▸ **Instructions for the task**:
Write out the listing exactly as it is given.

▸ **Data to process**:
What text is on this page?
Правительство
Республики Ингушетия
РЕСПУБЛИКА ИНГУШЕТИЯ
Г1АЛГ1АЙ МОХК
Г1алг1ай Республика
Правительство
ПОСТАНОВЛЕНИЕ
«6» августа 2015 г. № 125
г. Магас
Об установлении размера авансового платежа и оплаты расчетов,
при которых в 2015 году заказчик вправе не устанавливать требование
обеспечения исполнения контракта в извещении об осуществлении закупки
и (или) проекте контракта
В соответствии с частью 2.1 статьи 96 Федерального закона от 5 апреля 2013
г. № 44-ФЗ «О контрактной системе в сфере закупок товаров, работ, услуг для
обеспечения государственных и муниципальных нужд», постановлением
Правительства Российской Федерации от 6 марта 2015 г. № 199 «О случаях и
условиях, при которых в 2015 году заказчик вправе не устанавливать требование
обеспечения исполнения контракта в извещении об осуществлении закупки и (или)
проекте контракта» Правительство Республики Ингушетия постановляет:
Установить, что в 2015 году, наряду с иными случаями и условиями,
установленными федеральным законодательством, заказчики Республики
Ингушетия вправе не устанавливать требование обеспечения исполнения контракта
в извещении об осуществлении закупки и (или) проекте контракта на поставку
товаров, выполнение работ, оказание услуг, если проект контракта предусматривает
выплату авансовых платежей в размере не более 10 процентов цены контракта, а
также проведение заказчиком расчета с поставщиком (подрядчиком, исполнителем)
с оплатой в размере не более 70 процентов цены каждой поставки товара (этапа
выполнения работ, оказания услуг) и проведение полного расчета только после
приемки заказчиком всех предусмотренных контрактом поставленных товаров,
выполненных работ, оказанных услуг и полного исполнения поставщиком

▸ **Answer in full**:
What text is on this page?
Правительство
Республики Ингушетия
РЕСПУБЛИКА ИНГУШЕТИЯ
Г1АЛГ1АЙ МОХК
Г1алг1ай Республика
Правительство
ПОСТАНОВЛЕНИЕ
«6» августа 2015 г. № 125
г. Магас
Об установлении размера авансового платежа и оплаты расчетов,
при которых в 2015 году заказчик вправе не устанавливать требование
обеспечения исполнения контракта в извещении об осуществлении закупки
и (или) проекте контракта
В соответствии с частью 2.1 статьи 96 Федерального закона от 5 апреля 2013
г. № 44-ФЗ «О контрактной системе в сфере закупок товаров, работ, услуг для
обеспечения государственных и муниципальных нужд», постановлением
Правительства Российской Федерации от 6 марта 2015 г. № 199 «О случаях и
условиях, при которых в 2015 году заказчик вправе не устанавливать требование
обеспечения исполнения контракта в извещении об осуществлении закупки и (или)
проекте контракта» Правительство Республики Ингушетия постановляет:
Установить, что в 2015 году, наряду с иными случаями и условиями,
установленными федеральным законодательством, заказчики Республики
Ингушетия вправе не устанавливать требование обеспечения исполнения контракта
в извещении об осуществлении закупки и (или) проекте контракта на поставку
товаров, выполнение работ, оказание услуг, если проект контракта предусматривает
выплату авансовых платежей в размере не более 10 процентов цены контракта, а
также проведение заказчиком расчета с поставщиком (подрядчиком, исполнителем)
с оплатой в размере не более 70 процентов цены каждой поставки товара (этапа
выполнения работ, оказания услуг) и проведение полного расчета только после
приемки заказчиком всех предусмотренных контрактом поставленных товаров,
выполненных работ, оказанных услуг и полного исполнения поставщиком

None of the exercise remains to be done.